* Exercise:
Scan the data below. Pull out each line where "true" occurs.

* Record list:
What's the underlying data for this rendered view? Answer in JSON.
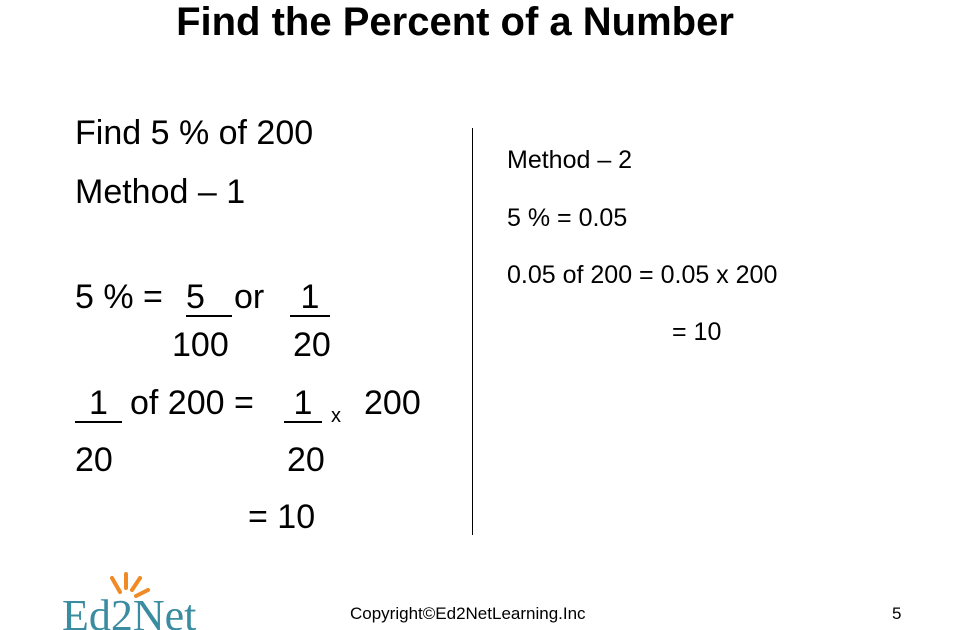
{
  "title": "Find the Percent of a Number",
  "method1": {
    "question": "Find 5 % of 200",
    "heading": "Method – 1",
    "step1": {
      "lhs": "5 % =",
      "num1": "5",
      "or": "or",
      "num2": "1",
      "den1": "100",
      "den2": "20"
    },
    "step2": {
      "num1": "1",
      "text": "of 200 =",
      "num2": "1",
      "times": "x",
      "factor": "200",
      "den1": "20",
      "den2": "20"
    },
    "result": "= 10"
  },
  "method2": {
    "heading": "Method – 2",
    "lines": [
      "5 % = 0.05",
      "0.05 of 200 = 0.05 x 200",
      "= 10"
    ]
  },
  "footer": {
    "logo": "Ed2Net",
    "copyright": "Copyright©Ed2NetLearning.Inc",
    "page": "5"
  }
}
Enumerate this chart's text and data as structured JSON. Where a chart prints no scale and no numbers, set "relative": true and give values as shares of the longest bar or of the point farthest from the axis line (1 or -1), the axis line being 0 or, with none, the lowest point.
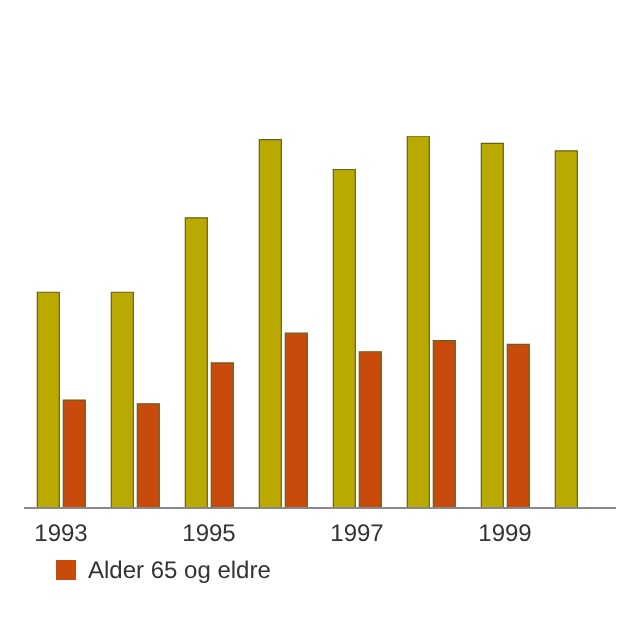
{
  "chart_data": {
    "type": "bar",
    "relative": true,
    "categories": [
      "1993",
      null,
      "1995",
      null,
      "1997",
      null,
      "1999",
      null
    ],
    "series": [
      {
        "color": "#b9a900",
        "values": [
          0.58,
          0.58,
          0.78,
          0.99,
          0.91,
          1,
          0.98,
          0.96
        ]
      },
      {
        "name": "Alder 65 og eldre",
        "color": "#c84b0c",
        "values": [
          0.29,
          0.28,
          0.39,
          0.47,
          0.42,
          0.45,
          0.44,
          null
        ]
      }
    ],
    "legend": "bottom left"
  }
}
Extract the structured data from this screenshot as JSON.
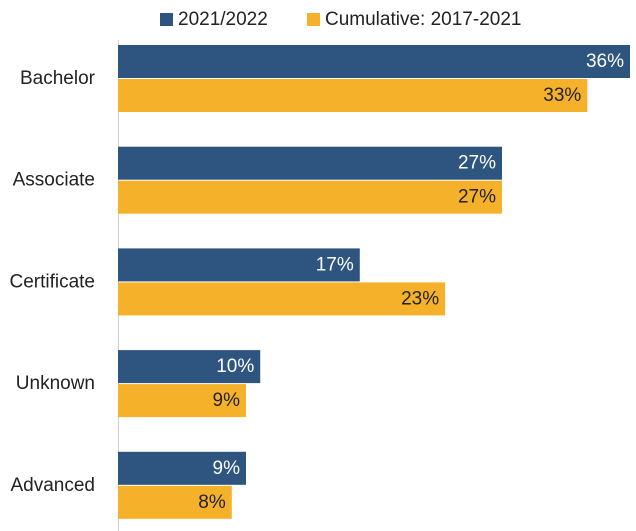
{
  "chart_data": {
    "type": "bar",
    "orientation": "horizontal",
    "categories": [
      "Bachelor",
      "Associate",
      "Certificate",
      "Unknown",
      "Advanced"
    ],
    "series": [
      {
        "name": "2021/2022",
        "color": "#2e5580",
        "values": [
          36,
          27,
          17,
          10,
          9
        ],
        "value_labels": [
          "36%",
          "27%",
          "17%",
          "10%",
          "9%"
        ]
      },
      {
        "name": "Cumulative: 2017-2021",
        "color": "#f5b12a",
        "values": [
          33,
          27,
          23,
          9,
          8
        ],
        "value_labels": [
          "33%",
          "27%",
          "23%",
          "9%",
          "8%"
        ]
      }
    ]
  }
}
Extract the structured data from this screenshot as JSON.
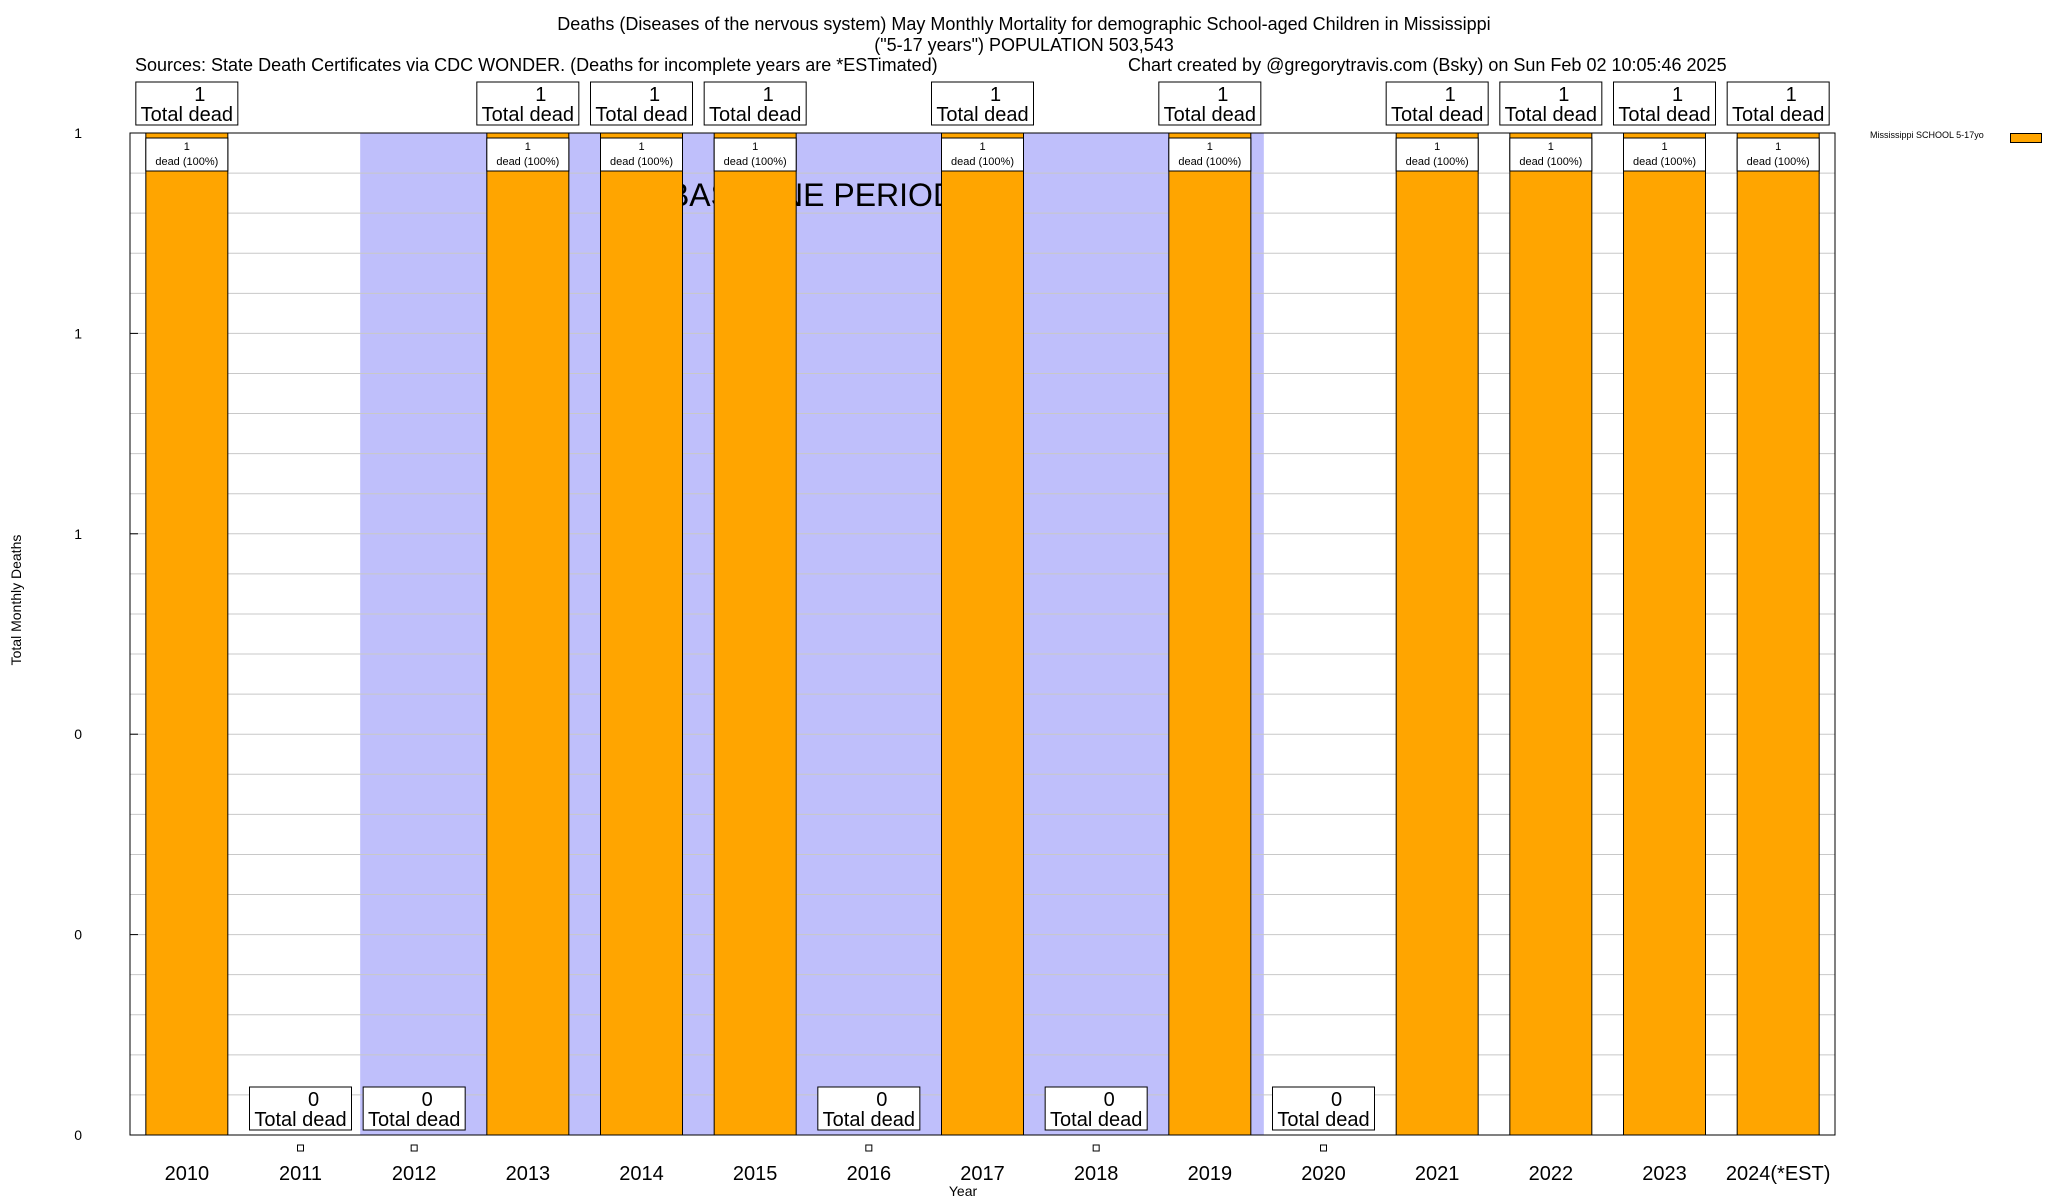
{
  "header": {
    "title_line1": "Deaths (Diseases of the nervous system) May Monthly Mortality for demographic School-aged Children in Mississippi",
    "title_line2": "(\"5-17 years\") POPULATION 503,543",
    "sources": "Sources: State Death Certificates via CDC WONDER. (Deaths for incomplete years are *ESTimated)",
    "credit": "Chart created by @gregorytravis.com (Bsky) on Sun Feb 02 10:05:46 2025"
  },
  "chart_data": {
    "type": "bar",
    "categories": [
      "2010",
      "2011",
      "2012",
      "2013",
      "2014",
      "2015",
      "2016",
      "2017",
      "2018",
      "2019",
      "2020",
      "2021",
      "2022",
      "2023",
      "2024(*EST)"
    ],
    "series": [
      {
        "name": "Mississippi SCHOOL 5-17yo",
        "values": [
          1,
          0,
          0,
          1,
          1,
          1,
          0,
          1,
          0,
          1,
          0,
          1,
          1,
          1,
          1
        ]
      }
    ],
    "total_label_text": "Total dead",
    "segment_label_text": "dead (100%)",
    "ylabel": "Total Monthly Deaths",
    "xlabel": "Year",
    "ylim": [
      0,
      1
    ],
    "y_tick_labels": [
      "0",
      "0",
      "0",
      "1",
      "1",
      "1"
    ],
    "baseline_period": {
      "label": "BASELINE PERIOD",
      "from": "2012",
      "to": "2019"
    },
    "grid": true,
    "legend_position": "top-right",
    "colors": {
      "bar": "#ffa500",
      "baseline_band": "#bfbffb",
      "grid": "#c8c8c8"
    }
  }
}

* Response to this task:
Enumerate this chart's text and data as structured JSON. Where a chart prints no scale and no numbers, set "relative": true and give values as shares of the longest bar or of the point farthest from the axis line (1 or -1), the axis line being 0 or, with none, the lowest point.
    "relative": true,
    "grid": true,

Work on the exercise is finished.